▶ **Task to carry out**: Gather each line of the entries below that includes "structured".

Records from a data source:
↓↓↓
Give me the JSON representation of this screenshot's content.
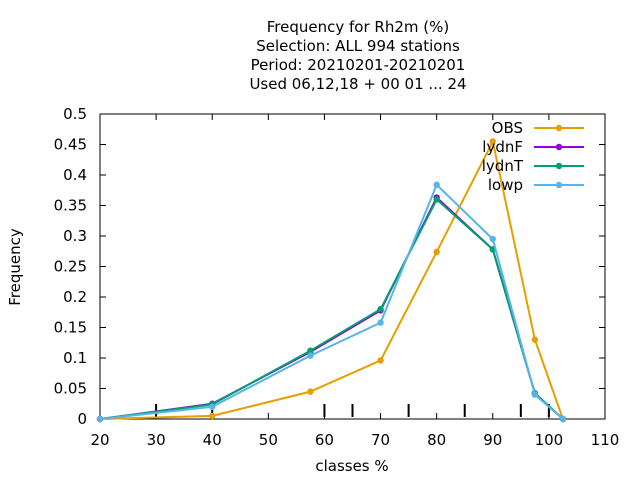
{
  "chart_data": {
    "type": "line",
    "title_lines": [
      "Frequency  for Rh2m (%)",
      "Selection: ALL    994 stations",
      "Period: 20210201-20210201",
      "Used  06,12,18  + 00 01 ... 24"
    ],
    "xlabel": "classes %",
    "ylabel": "Frequency",
    "xlim": [
      20,
      110
    ],
    "ylim": [
      0,
      0.5
    ],
    "xticks": [
      20,
      30,
      40,
      50,
      60,
      70,
      80,
      90,
      100,
      110
    ],
    "yticks": [
      0,
      0.05,
      0.1,
      0.15,
      0.2,
      0.25,
      0.3,
      0.35,
      0.4,
      0.45,
      0.5
    ],
    "ytick_labels": [
      "0",
      "0.05",
      "0.1",
      "0.15",
      "0.2",
      "0.25",
      "0.3",
      "0.35",
      "0.4",
      "0.45",
      "0.5"
    ],
    "minor_marks_x": [
      30,
      40,
      60,
      65,
      75,
      85,
      95,
      100
    ],
    "grid": false,
    "legend_position": "top-right",
    "series": [
      {
        "name": "OBS",
        "color": "#e69f00",
        "x": [
          20,
          40,
          57.5,
          70,
          80,
          90,
          97.5,
          102.5
        ],
        "y": [
          0.0,
          0.005,
          0.045,
          0.096,
          0.274,
          0.455,
          0.13,
          0.0
        ]
      },
      {
        "name": "lydnF",
        "color": "#9400d3",
        "x": [
          20,
          40,
          57.5,
          70,
          80,
          90,
          97.5,
          102.5
        ],
        "y": [
          0.0,
          0.025,
          0.11,
          0.178,
          0.363,
          0.278,
          0.042,
          0.0
        ]
      },
      {
        "name": "lydnT",
        "color": "#009e73",
        "x": [
          20,
          40,
          57.5,
          70,
          80,
          90,
          97.5,
          102.5
        ],
        "y": [
          0.0,
          0.024,
          0.112,
          0.18,
          0.36,
          0.278,
          0.042,
          0.0
        ]
      },
      {
        "name": "lowp",
        "color": "#56b4e9",
        "x": [
          20,
          40,
          57.5,
          70,
          80,
          90,
          97.5,
          102.5
        ],
        "y": [
          0.0,
          0.02,
          0.104,
          0.158,
          0.384,
          0.295,
          0.04,
          0.0
        ]
      }
    ]
  }
}
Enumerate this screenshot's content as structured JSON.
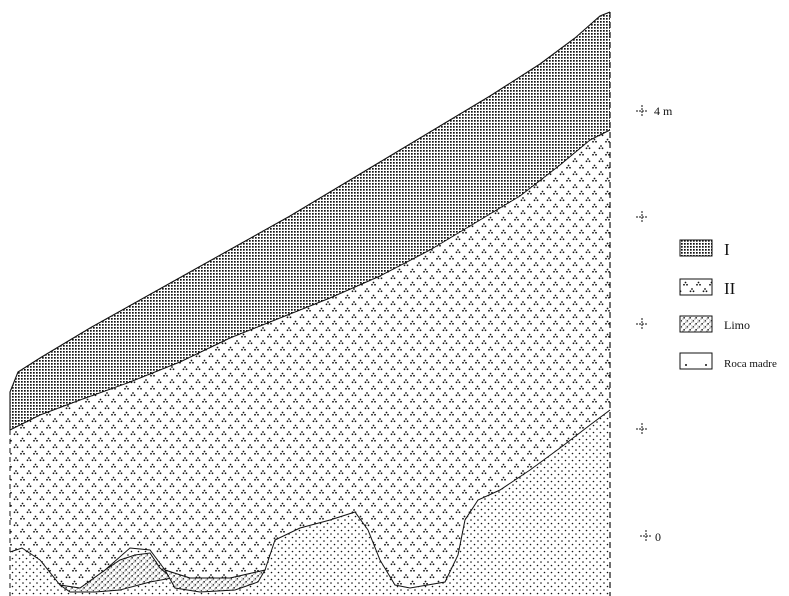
{
  "scale": {
    "labels": [
      "4 m",
      "",
      "",
      "",
      "0"
    ]
  },
  "legend": {
    "items": [
      {
        "label": "I",
        "pattern": "dense-dots"
      },
      {
        "label": "II",
        "pattern": "triangles"
      },
      {
        "label": "Limo",
        "pattern": "crosshatch"
      },
      {
        "label": "Roca madre",
        "pattern": "sparse-dots"
      }
    ]
  },
  "colors": {
    "ink": "#111111",
    "background": "#ffffff"
  }
}
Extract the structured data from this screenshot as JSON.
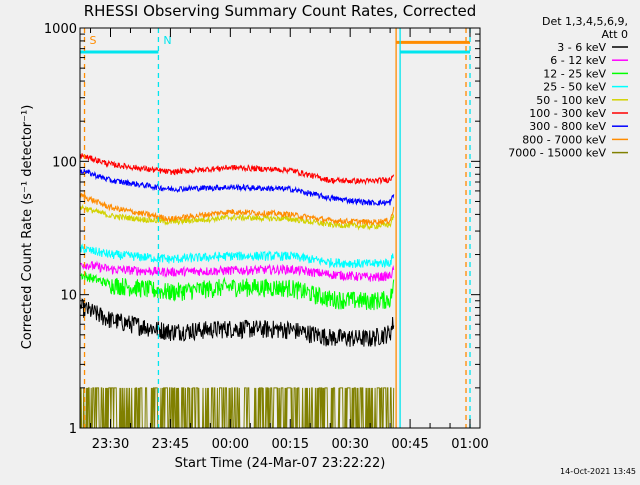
{
  "chart_data": {
    "type": "line",
    "title": "RHESSI Observing Summary Count Rates, Corrected",
    "xlabel": "Start Time (24-Mar-07 23:22:22)",
    "ylabel": "Corrected Count Rate (s⁻¹ detector⁻¹)",
    "y_scale": "log",
    "ylim": [
      1,
      1000
    ],
    "xlim": [
      "23:22:22",
      "01:02:30"
    ],
    "xticks": [
      "23:30",
      "23:45",
      "00:00",
      "00:15",
      "00:30",
      "00:45",
      "01:00"
    ],
    "yticks": [
      "1",
      "10",
      "100",
      "1000"
    ],
    "grid": false,
    "legend_position": "right",
    "legend_header": [
      "Det 1,3,4,5,6,9,",
      "Att 0"
    ],
    "timestamp": "14-Oct-2021 13:45",
    "data_span": [
      "23:22:30",
      "00:41:00"
    ],
    "markers": [
      {
        "label": "S",
        "color": "#ff8c00",
        "time": "23:23:30",
        "style": "dashed"
      },
      {
        "label": "N",
        "color": "#00e5ee",
        "time": "23:42:00",
        "style": "dashed"
      },
      {
        "label": "",
        "color": "#ff8c00",
        "time": "00:41:30",
        "style": "solid"
      },
      {
        "label": "",
        "color": "#00e5ee",
        "time": "00:42:30",
        "style": "solid"
      },
      {
        "label": "",
        "color": "#ff8c00",
        "time": "00:59:00",
        "style": "dashed"
      },
      {
        "label": "",
        "color": "#00e5ee",
        "time": "01:00:00",
        "style": "dashed"
      }
    ],
    "flag_bars": [
      {
        "color": "#00e5ee",
        "value": 660,
        "segments": [
          [
            "23:22:22",
            "23:42:00"
          ],
          [
            "00:42:30",
            "01:00:00"
          ]
        ]
      },
      {
        "color": "#ff8c00",
        "value": 780,
        "segments": [
          [
            "00:41:30",
            "01:00:00"
          ]
        ]
      }
    ],
    "series": [
      {
        "name": "3 - 6 keV",
        "color": "#000000",
        "x": [
          "23:23",
          "23:30",
          "23:45",
          "00:00",
          "00:15",
          "00:25",
          "00:35",
          "00:40",
          "00:41"
        ],
        "values": [
          8,
          6.5,
          5.3,
          5.6,
          5.5,
          4.8,
          4.7,
          5.2,
          6.5
        ]
      },
      {
        "name": "6 - 12 keV",
        "color": "#ff00ff",
        "x": [
          "23:23",
          "23:30",
          "23:45",
          "00:00",
          "00:15",
          "00:25",
          "00:35",
          "00:40",
          "00:41"
        ],
        "values": [
          17,
          15.5,
          14.8,
          15.2,
          15.5,
          14.2,
          13.5,
          13.8,
          15.5
        ]
      },
      {
        "name": "12 - 25 keV",
        "color": "#00ff00",
        "x": [
          "23:23",
          "23:30",
          "23:45",
          "00:00",
          "00:15",
          "00:25",
          "00:35",
          "00:40",
          "00:41"
        ],
        "values": [
          14,
          12,
          10.5,
          11.5,
          11.3,
          9.3,
          9,
          9.3,
          12
        ]
      },
      {
        "name": "25 - 50 keV",
        "color": "#00ffff",
        "x": [
          "23:23",
          "23:30",
          "23:45",
          "00:00",
          "00:15",
          "00:25",
          "00:35",
          "00:40",
          "00:41"
        ],
        "values": [
          22,
          20,
          18.5,
          19.5,
          19.5,
          17.5,
          17,
          17.5,
          20
        ]
      },
      {
        "name": "50 - 100 keV",
        "color": "#d2d200",
        "x": [
          "23:23",
          "23:30",
          "23:45",
          "00:00",
          "00:15",
          "00:25",
          "00:35",
          "00:40",
          "00:41"
        ],
        "values": [
          45,
          39,
          35,
          38,
          37,
          33.5,
          32.5,
          33.5,
          40
        ]
      },
      {
        "name": "100 - 300 keV",
        "color": "#ff0000",
        "x": [
          "23:23",
          "23:30",
          "23:45",
          "00:00",
          "00:15",
          "00:25",
          "00:35",
          "00:40",
          "00:41"
        ],
        "values": [
          110,
          95,
          83,
          90,
          86,
          72,
          71,
          73,
          83
        ]
      },
      {
        "name": "300 - 800 keV",
        "color": "#0000ff",
        "x": [
          "23:23",
          "23:30",
          "23:45",
          "00:00",
          "00:15",
          "00:25",
          "00:35",
          "00:40",
          "00:41"
        ],
        "values": [
          85,
          72,
          62,
          64,
          62,
          53,
          49,
          49,
          57
        ]
      },
      {
        "name": "800 - 7000 keV",
        "color": "#ff8c00",
        "x": [
          "23:23",
          "23:30",
          "23:45",
          "00:00",
          "00:15",
          "00:25",
          "00:35",
          "00:40",
          "00:41"
        ],
        "values": [
          55,
          45,
          37,
          42,
          40,
          36,
          35,
          36,
          45
        ]
      },
      {
        "name": "7000 - 15000 keV",
        "color": "#808000",
        "x": [
          "23:23",
          "23:30",
          "23:45",
          "00:00",
          "00:15",
          "00:25",
          "00:35",
          "00:40",
          "00:41"
        ],
        "values": [
          2,
          2,
          2,
          2,
          2,
          2,
          2,
          2,
          2
        ],
        "noise_floor": 1
      }
    ]
  }
}
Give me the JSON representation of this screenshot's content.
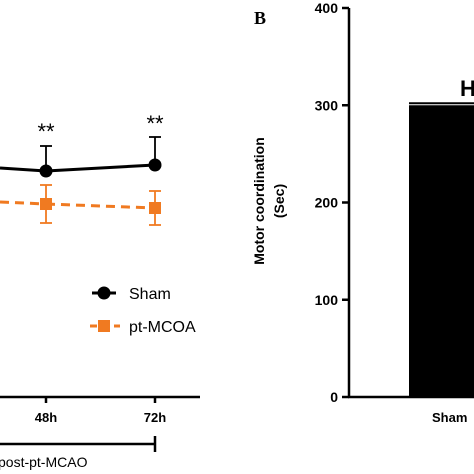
{
  "chart_data": [
    {
      "type": "line",
      "panel_label": "",
      "categories": [
        "48h",
        "72h"
      ],
      "series": [
        {
          "name": "Sham",
          "color": "#000000",
          "marker": "circle",
          "line": "solid",
          "values": [
            0.62,
            0.64
          ],
          "errors": [
            0.12,
            0.12
          ]
        },
        {
          "name": "pt-MCOA",
          "color": "#f07a21",
          "marker": "square",
          "line": "dashed",
          "values": [
            0.45,
            0.44
          ],
          "errors": [
            0.09,
            0.08
          ]
        }
      ],
      "significance": [
        "**",
        "**"
      ],
      "xlabel": "post-pt-MCAO",
      "ylabel": "",
      "legend": "bottom-right"
    },
    {
      "type": "bar",
      "panel_label": "B",
      "categories": [
        "Sham"
      ],
      "values": [
        300
      ],
      "errors": [
        2
      ],
      "color": "#000000",
      "ylabel_lines": [
        "Motor coordination",
        "(Sec)"
      ],
      "ylim": [
        0,
        400
      ],
      "yticks": [
        "0",
        "100",
        "200",
        "300",
        "400"
      ],
      "annotation": "H"
    }
  ]
}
↑↑↑
▶ **Output for this exercise**:
Enumerate this screenshot's content as structured JSON.
Extract the structured data from this screenshot as JSON.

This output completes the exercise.